Objective: Look through the records below and collect all lines that hold the string "style".

___ Dataset records ___

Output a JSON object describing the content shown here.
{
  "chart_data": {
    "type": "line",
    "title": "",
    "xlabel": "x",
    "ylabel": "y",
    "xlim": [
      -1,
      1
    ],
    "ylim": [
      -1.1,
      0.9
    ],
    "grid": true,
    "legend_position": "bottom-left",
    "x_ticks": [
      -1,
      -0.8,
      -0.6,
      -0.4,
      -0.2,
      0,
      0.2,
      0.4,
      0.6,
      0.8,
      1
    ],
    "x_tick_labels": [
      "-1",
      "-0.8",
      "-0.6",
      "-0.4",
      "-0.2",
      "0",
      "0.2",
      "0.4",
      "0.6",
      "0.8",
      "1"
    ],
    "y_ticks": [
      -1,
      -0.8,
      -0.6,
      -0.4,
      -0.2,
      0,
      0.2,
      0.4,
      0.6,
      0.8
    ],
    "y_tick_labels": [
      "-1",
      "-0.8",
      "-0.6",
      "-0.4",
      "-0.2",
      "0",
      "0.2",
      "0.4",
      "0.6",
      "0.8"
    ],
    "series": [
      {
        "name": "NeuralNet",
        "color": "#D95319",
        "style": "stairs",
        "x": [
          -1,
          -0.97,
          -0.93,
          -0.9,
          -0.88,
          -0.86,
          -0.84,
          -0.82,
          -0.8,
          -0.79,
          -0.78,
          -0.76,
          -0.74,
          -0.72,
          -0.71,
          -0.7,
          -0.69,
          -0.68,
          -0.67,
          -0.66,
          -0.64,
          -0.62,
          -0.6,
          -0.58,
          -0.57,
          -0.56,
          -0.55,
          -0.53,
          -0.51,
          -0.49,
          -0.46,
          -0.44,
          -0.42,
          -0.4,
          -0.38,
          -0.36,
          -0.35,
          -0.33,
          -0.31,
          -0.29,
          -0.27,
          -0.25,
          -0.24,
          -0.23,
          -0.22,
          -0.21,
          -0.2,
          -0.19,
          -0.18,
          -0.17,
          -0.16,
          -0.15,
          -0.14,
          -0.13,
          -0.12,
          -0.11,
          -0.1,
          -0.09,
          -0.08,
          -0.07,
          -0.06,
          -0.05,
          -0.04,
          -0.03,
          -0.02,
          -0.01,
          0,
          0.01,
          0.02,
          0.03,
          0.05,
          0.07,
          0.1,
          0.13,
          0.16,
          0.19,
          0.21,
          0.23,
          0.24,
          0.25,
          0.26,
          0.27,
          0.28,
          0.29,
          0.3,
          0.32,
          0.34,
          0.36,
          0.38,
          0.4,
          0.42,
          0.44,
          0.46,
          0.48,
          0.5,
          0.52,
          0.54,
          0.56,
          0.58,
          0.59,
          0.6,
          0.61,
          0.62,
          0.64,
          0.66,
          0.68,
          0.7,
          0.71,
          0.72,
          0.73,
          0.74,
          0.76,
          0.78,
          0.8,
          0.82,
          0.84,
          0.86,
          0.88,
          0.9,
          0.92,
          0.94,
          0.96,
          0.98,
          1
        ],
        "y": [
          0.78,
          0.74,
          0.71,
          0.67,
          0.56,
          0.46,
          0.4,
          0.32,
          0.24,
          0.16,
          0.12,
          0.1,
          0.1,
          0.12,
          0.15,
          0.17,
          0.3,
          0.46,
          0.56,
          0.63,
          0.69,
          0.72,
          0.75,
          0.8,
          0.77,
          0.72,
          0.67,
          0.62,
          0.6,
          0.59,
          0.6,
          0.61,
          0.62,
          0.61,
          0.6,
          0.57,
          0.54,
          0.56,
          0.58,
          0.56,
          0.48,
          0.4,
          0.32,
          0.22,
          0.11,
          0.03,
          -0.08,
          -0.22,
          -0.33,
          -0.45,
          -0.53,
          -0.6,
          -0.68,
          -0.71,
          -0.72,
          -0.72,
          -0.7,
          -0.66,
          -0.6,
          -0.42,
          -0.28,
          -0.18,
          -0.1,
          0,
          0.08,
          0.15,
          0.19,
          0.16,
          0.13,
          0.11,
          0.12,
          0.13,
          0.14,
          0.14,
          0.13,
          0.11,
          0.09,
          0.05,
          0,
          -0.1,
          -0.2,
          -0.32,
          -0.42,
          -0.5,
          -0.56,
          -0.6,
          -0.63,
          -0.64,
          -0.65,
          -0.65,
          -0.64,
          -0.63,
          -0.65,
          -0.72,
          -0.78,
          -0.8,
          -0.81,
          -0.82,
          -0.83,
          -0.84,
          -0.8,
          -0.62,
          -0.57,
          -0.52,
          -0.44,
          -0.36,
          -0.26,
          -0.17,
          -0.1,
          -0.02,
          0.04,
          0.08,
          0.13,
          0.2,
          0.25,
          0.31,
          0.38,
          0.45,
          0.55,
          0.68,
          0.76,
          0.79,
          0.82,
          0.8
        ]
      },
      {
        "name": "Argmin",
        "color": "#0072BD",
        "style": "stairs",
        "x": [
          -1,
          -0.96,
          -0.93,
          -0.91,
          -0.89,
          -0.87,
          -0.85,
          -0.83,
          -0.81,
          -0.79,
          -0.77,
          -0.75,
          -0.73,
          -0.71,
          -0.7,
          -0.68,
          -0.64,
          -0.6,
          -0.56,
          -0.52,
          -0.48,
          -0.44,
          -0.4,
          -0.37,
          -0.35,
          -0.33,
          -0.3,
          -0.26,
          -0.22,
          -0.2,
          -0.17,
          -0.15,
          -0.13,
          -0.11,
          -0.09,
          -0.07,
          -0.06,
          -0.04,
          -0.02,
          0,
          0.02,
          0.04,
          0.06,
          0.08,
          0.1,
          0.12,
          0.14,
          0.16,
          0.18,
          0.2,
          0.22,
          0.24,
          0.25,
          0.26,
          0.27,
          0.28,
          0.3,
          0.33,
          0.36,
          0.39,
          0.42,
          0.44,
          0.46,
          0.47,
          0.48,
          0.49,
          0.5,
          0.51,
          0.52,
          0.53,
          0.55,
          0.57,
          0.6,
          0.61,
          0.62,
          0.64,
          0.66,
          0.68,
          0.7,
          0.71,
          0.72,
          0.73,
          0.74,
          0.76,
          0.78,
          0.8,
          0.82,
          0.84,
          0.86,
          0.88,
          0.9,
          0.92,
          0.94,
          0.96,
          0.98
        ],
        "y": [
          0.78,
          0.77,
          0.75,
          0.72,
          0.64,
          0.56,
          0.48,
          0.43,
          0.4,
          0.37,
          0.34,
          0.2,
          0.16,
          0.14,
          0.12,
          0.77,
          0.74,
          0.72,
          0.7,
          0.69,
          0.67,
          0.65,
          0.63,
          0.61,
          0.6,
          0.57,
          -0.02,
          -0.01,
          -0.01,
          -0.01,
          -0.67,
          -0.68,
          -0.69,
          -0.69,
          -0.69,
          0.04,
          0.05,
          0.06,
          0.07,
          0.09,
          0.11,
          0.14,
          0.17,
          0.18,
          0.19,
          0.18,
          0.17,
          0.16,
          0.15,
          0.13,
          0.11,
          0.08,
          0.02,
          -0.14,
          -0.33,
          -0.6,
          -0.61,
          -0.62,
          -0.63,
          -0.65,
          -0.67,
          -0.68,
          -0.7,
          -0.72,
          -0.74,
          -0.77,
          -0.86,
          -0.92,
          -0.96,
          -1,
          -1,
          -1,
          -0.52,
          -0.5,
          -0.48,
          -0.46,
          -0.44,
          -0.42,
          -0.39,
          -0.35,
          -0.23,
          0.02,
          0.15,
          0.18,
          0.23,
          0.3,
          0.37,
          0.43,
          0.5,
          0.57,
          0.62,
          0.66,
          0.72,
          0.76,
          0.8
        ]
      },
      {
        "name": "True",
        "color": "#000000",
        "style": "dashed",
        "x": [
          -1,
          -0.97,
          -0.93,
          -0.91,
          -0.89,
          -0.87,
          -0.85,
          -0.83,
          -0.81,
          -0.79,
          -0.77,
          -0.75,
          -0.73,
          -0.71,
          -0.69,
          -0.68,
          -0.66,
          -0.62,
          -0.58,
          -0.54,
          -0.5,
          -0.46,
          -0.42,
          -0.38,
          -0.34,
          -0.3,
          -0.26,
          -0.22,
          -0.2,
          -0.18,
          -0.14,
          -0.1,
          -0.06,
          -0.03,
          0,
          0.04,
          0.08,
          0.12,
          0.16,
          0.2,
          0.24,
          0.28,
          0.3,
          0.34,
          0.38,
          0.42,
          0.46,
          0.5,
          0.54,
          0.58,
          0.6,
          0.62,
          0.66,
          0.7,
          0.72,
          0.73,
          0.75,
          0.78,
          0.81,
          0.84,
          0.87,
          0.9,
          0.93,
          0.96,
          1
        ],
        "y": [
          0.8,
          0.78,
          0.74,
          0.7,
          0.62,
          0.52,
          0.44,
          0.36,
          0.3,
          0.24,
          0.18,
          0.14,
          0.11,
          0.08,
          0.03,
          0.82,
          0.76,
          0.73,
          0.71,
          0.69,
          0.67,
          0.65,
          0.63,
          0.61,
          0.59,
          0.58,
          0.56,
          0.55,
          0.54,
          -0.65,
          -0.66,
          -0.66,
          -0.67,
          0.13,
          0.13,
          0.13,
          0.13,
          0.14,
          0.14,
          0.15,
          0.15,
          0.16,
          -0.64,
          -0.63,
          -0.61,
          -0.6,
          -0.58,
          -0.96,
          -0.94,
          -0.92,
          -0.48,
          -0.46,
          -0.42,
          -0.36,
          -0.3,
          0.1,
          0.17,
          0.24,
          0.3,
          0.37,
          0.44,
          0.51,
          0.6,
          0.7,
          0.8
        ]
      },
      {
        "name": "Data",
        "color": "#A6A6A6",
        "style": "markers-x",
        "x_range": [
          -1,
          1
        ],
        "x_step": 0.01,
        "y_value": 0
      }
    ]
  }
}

___

Expected answer:
        "style": "stairs",
        "style": "stairs",
        "style": "dashed",
        "style": "markers-x",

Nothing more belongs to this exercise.